Available data:
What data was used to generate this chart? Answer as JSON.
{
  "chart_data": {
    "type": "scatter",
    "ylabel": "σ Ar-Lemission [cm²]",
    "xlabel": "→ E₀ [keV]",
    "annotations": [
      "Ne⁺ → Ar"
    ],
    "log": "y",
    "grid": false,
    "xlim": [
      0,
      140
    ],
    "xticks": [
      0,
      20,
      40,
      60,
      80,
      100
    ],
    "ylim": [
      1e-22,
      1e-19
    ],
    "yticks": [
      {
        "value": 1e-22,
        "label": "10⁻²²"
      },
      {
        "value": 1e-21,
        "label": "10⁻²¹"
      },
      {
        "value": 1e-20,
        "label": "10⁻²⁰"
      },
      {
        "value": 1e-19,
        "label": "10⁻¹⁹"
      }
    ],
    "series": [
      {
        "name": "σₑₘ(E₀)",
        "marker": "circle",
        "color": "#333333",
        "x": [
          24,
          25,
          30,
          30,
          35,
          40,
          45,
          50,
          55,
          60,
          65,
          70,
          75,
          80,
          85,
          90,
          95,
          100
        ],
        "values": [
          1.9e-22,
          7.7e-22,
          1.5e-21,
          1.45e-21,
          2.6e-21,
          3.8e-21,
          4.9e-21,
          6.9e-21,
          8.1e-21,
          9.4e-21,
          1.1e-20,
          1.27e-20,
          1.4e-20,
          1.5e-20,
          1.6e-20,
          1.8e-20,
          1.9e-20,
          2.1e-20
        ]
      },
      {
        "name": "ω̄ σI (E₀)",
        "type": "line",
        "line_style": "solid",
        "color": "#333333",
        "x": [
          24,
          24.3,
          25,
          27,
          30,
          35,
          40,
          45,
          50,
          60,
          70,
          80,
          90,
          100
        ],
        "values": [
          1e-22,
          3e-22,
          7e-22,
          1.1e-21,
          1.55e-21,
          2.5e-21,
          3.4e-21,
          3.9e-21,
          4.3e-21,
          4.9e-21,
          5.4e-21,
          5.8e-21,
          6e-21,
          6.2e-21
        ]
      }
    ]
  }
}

Job: Reproduce the listing above verbatim, from first line to last.

Complete answer:
What data was used to generate this chart? Answer as JSON.
{
  "chart_data": {
    "type": "scatter",
    "ylabel": "σ Ar-Lemission [cm²]",
    "xlabel": "→ E₀ [keV]",
    "annotations": [
      "Ne⁺ → Ar"
    ],
    "log": "y",
    "grid": false,
    "xlim": [
      0,
      140
    ],
    "xticks": [
      0,
      20,
      40,
      60,
      80,
      100
    ],
    "ylim": [
      1e-22,
      1e-19
    ],
    "yticks": [
      {
        "value": 1e-22,
        "label": "10⁻²²"
      },
      {
        "value": 1e-21,
        "label": "10⁻²¹"
      },
      {
        "value": 1e-20,
        "label": "10⁻²⁰"
      },
      {
        "value": 1e-19,
        "label": "10⁻¹⁹"
      }
    ],
    "series": [
      {
        "name": "σₑₘ(E₀)",
        "marker": "circle",
        "color": "#333333",
        "x": [
          24,
          25,
          30,
          30,
          35,
          40,
          45,
          50,
          55,
          60,
          65,
          70,
          75,
          80,
          85,
          90,
          95,
          100
        ],
        "values": [
          1.9e-22,
          7.7e-22,
          1.5e-21,
          1.45e-21,
          2.6e-21,
          3.8e-21,
          4.9e-21,
          6.9e-21,
          8.1e-21,
          9.4e-21,
          1.1e-20,
          1.27e-20,
          1.4e-20,
          1.5e-20,
          1.6e-20,
          1.8e-20,
          1.9e-20,
          2.1e-20
        ]
      },
      {
        "name": "ω̄ σI (E₀)",
        "type": "line",
        "line_style": "solid",
        "color": "#333333",
        "x": [
          24,
          24.3,
          25,
          27,
          30,
          35,
          40,
          45,
          50,
          60,
          70,
          80,
          90,
          100
        ],
        "values": [
          1e-22,
          3e-22,
          7e-22,
          1.1e-21,
          1.55e-21,
          2.5e-21,
          3.4e-21,
          3.9e-21,
          4.3e-21,
          4.9e-21,
          5.4e-21,
          5.8e-21,
          6e-21,
          6.2e-21
        ]
      }
    ]
  }
}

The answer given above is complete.